RECORDS TO PROCESS:
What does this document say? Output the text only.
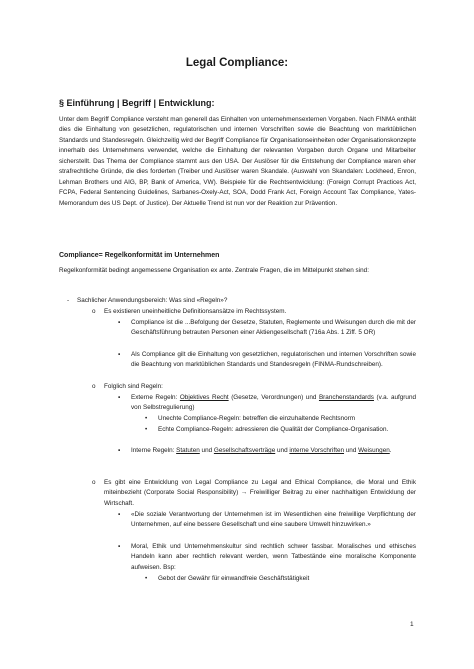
Legal Compliance:
§ Einführung | Begriff | Entwicklung:
Unter dem Begriff Compliance versteht man generell das Einhalten von unternehmensexternen Vorgaben. Nach FINMA enthält dies die Einhaltung von gesetzlichen, regulatorischen und internen Vorschriften sowie die Beachtung von marktüblichen Standards und Standesregeln. Gleichzeitig wird der Begriff Compliance für Organisationseinheiten oder Organisationskonzepte innerhalb des Unternehmens verwendet, welche die Einhaltung der relevanten Vorgaben durch Organe und Mitarbeiter sicherstellt. Das Thema der Compliance stammt aus den USA. Der Auslöser für die Entstehung der Compliance waren eher strafrechtliche Gründe, die dies forderten (Treiber und Auslöser waren Skandale. (Auswahl von Skandalen: Lockheed, Enron, Lehman Brothers und AIG, BP, Bank of America, VW). Beispiele für die Rechtsentwicklung: (Foreign Corrupt Practices Act, FCPA, Federal Sentencing Guidelines, Sarbanes-Oxely-Act, SOA, Dodd Frank Act, Foreign Account Tax Compliance, Yates-Memorandum des US Dept. of Justice). Der Aktuelle Trend ist nun vor der Reaktion zur Prävention.
Compliance= Regelkonformität im Unternehmen
Regelkonformität bedingt angemessene Organisation ex ante. Zentrale Fragen, die im Mittelpunkt stehen sind:
- Sachlicher Anwendungsbereich: Was sind «Regeln»?
o Es existieren uneinheitliche Definitionsansätze im Rechtssystem.
▪ Compliance ist die ...Befolgung der Gesetze, Statuten, Reglemente und Weisungen durch die mit der Geschäftsführung betrauten Personen einer Aktiengesellschaft (716a Abs. 1 Ziff. 5 OR)
▪ Als Compliance gilt die Einhaltung von gesetzlichen, regulatorischen und internen Vorschriften sowie die Beachtung von marktüblichen Standards und Standesregeln (FINMA-Rundschreiben).
o Folglich sind Regeln:
▪ Externe Regeln: Objektives Recht (Gesetze, Verordnungen) und Branchenstandards (v.a. aufgrund von Selbstregulierung)
• Unechte Compliance-Regeln: betreffen die einzuhaltende Rechtsnorm
• Echte Compliance-Regeln: adressieren die Qualität der Compliance-Organisation.
▪ Interne Regeln: Statuten und Gesellschaftsverträge und interne Vorschriften und Weisungen.
o Es gibt eine Entwicklung von Legal Compliance zu Legal and Ethical Compliance, die Moral und Ethik miteinbezieht (Corporate Social Responsibility) → Freiwilliger Beitrag zu einer nachhaltigen Entwicklung der Wirtschaft.
▪ «Die soziale Verantwortung der Unternehmen ist im Wesentlichen eine freiwillige Verpflichtung der Unternehmen, auf eine bessere Gesellschaft und eine saubere Umwelt hinzuwirken.»
▪ Moral, Ethik und Unternehmenskultur sind rechtlich schwer fassbar. Moralisches und ethisches Handeln kann aber rechtlich relevant werden, wenn Tatbestände eine moralische Komponente aufweisen. Bsp:
• Gebot der Gewähr für einwandfreie Geschäftstätigkeit
1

WORK REQUIRED:
Go through the entries above and count the lines containing the word "einer"; give only that count.

FINISHED ANSWER:
2